● Dataset rows

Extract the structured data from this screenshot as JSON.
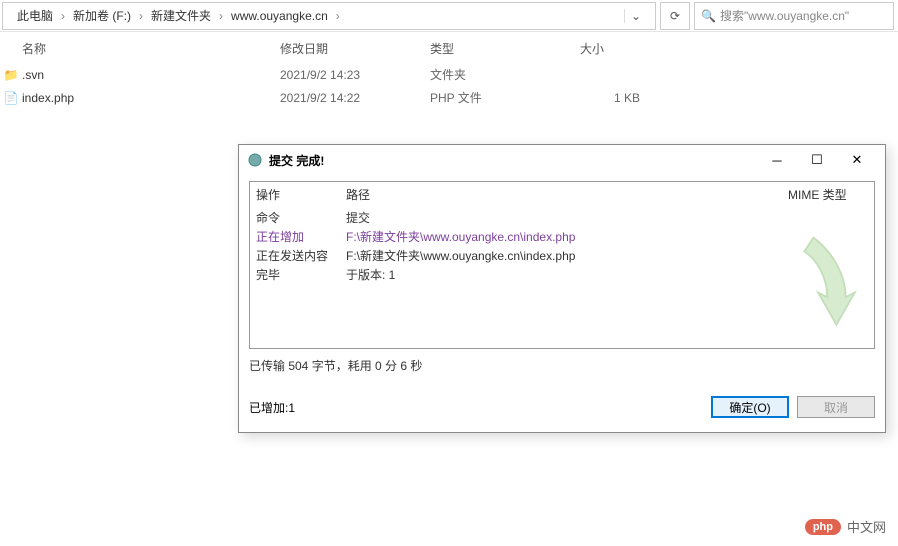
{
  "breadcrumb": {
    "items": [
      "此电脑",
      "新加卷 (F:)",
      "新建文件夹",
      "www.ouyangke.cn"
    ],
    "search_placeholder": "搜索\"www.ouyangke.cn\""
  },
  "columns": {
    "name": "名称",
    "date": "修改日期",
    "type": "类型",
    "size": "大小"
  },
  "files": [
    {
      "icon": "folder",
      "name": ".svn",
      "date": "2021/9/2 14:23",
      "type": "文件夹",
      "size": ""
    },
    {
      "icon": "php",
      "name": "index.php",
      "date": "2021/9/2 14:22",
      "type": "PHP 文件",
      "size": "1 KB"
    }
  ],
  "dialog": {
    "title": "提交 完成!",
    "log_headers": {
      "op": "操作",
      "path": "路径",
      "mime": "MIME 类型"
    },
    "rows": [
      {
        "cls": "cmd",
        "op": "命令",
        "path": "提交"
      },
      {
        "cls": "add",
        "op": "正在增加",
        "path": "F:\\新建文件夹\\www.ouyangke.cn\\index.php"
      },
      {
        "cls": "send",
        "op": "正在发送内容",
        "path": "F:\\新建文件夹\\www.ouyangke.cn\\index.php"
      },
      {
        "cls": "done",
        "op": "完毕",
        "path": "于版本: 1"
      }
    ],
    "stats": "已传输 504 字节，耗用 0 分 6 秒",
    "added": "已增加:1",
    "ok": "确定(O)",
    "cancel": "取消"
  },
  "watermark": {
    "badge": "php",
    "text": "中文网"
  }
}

● Requirements
Determine how many lines above contain "date" as a word or string. Give the number alone.

● Answer to the task
3